── The data

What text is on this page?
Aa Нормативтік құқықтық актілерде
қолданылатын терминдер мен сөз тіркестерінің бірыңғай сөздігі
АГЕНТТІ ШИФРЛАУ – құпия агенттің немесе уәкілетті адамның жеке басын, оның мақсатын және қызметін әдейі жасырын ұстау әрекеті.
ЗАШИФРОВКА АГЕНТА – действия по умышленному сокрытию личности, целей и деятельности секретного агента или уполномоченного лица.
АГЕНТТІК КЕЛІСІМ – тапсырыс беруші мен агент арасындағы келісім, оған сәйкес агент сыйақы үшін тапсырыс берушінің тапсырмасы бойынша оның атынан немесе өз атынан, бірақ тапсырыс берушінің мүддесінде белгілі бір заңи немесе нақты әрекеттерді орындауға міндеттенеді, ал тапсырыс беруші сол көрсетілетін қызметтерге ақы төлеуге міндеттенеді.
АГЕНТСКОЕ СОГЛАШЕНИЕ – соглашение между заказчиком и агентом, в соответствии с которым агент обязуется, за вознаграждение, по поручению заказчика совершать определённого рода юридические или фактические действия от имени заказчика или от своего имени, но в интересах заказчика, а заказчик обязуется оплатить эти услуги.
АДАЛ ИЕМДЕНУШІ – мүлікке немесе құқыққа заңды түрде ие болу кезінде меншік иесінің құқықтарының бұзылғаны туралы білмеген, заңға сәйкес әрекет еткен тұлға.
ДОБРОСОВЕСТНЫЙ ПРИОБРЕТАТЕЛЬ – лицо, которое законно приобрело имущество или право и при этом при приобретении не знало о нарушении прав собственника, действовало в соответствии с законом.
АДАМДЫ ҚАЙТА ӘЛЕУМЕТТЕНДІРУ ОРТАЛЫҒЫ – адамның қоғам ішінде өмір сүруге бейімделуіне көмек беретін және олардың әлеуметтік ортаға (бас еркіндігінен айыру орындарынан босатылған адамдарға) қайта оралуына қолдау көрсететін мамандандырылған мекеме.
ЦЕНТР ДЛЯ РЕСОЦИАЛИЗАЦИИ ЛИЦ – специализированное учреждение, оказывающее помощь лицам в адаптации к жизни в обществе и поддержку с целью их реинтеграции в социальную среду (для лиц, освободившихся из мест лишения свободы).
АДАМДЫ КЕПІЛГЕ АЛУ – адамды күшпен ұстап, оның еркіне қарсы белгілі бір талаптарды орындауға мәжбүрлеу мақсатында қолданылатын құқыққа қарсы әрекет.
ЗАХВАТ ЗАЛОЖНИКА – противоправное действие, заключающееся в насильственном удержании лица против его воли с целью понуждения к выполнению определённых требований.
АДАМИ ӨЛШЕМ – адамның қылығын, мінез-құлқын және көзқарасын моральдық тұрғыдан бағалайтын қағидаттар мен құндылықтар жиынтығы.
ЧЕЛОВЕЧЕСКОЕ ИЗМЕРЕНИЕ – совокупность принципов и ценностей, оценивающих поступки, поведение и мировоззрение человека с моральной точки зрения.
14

────

- Your objective -
List all lines from the entries that include the word "қолданылатын".

- Correct output -
қолданылатын терминдер мен сөз тіркестерінің бірыңғай сөздігі
АДАМДЫ КЕПІЛГЕ АЛУ – адамды күшпен ұстап, оның еркіне қарсы белгілі бір талаптарды орындауға мәжбүрлеу мақсатында қолданылатын құқыққа қарсы әрекет.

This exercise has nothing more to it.